======== Given data ========

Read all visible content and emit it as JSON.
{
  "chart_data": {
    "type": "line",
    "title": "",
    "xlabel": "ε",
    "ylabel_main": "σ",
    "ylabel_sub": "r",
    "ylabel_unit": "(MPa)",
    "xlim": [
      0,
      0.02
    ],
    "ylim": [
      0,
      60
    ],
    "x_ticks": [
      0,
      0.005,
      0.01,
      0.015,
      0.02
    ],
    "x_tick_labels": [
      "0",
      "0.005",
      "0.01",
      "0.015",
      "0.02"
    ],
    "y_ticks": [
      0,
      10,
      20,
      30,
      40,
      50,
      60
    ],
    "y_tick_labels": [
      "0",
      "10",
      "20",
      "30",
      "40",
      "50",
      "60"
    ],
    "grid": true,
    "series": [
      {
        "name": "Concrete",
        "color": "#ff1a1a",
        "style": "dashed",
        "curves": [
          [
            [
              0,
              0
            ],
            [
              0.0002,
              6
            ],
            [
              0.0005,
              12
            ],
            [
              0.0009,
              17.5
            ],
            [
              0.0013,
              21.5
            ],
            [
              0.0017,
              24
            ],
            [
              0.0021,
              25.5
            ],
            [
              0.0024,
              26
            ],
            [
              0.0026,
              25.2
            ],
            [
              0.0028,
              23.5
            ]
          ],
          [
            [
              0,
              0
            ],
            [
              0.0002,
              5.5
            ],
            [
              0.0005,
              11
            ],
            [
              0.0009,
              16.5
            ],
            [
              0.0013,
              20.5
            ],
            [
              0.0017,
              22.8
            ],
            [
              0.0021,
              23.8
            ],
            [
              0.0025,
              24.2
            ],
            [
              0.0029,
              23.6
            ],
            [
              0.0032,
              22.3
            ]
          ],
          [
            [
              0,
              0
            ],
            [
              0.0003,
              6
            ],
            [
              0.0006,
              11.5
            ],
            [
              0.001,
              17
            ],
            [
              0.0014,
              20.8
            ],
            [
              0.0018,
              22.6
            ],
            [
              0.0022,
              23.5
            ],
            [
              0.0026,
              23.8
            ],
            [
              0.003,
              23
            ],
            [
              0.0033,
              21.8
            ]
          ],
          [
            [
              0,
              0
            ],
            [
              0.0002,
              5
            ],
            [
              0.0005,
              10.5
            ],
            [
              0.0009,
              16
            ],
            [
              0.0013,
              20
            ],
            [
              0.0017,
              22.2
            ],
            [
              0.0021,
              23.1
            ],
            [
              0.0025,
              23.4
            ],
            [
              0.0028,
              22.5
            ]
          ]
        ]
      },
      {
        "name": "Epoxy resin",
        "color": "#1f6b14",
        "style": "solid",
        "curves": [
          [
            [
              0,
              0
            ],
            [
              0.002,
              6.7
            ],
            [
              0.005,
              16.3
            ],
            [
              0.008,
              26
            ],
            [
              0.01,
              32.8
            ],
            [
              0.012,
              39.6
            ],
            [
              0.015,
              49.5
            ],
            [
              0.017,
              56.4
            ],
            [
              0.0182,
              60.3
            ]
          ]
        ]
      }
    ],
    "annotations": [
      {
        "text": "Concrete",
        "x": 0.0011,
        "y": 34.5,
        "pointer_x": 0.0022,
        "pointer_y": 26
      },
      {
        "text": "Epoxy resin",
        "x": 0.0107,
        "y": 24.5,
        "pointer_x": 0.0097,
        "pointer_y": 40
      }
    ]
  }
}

========

## [Exercise aim]
Repeat all of the records above exactly as they appear.

## [Finished answer]
Read all visible content and emit it as JSON.
{
  "chart_data": {
    "type": "line",
    "title": "",
    "xlabel": "ε",
    "ylabel_main": "σ",
    "ylabel_sub": "r",
    "ylabel_unit": "(MPa)",
    "xlim": [
      0,
      0.02
    ],
    "ylim": [
      0,
      60
    ],
    "x_ticks": [
      0,
      0.005,
      0.01,
      0.015,
      0.02
    ],
    "x_tick_labels": [
      "0",
      "0.005",
      "0.01",
      "0.015",
      "0.02"
    ],
    "y_ticks": [
      0,
      10,
      20,
      30,
      40,
      50,
      60
    ],
    "y_tick_labels": [
      "0",
      "10",
      "20",
      "30",
      "40",
      "50",
      "60"
    ],
    "grid": true,
    "series": [
      {
        "name": "Concrete",
        "color": "#ff1a1a",
        "style": "dashed",
        "curves": [
          [
            [
              0,
              0
            ],
            [
              0.0002,
              6
            ],
            [
              0.0005,
              12
            ],
            [
              0.0009,
              17.5
            ],
            [
              0.0013,
              21.5
            ],
            [
              0.0017,
              24
            ],
            [
              0.0021,
              25.5
            ],
            [
              0.0024,
              26
            ],
            [
              0.0026,
              25.2
            ],
            [
              0.0028,
              23.5
            ]
          ],
          [
            [
              0,
              0
            ],
            [
              0.0002,
              5.5
            ],
            [
              0.0005,
              11
            ],
            [
              0.0009,
              16.5
            ],
            [
              0.0013,
              20.5
            ],
            [
              0.0017,
              22.8
            ],
            [
              0.0021,
              23.8
            ],
            [
              0.0025,
              24.2
            ],
            [
              0.0029,
              23.6
            ],
            [
              0.0032,
              22.3
            ]
          ],
          [
            [
              0,
              0
            ],
            [
              0.0003,
              6
            ],
            [
              0.0006,
              11.5
            ],
            [
              0.001,
              17
            ],
            [
              0.0014,
              20.8
            ],
            [
              0.0018,
              22.6
            ],
            [
              0.0022,
              23.5
            ],
            [
              0.0026,
              23.8
            ],
            [
              0.003,
              23
            ],
            [
              0.0033,
              21.8
            ]
          ],
          [
            [
              0,
              0
            ],
            [
              0.0002,
              5
            ],
            [
              0.0005,
              10.5
            ],
            [
              0.0009,
              16
            ],
            [
              0.0013,
              20
            ],
            [
              0.0017,
              22.2
            ],
            [
              0.0021,
              23.1
            ],
            [
              0.0025,
              23.4
            ],
            [
              0.0028,
              22.5
            ]
          ]
        ]
      },
      {
        "name": "Epoxy resin",
        "color": "#1f6b14",
        "style": "solid",
        "curves": [
          [
            [
              0,
              0
            ],
            [
              0.002,
              6.7
            ],
            [
              0.005,
              16.3
            ],
            [
              0.008,
              26
            ],
            [
              0.01,
              32.8
            ],
            [
              0.012,
              39.6
            ],
            [
              0.015,
              49.5
            ],
            [
              0.017,
              56.4
            ],
            [
              0.0182,
              60.3
            ]
          ]
        ]
      }
    ],
    "annotations": [
      {
        "text": "Concrete",
        "x": 0.0011,
        "y": 34.5,
        "pointer_x": 0.0022,
        "pointer_y": 26
      },
      {
        "text": "Epoxy resin",
        "x": 0.0107,
        "y": 24.5,
        "pointer_x": 0.0097,
        "pointer_y": 40
      }
    ]
  }
}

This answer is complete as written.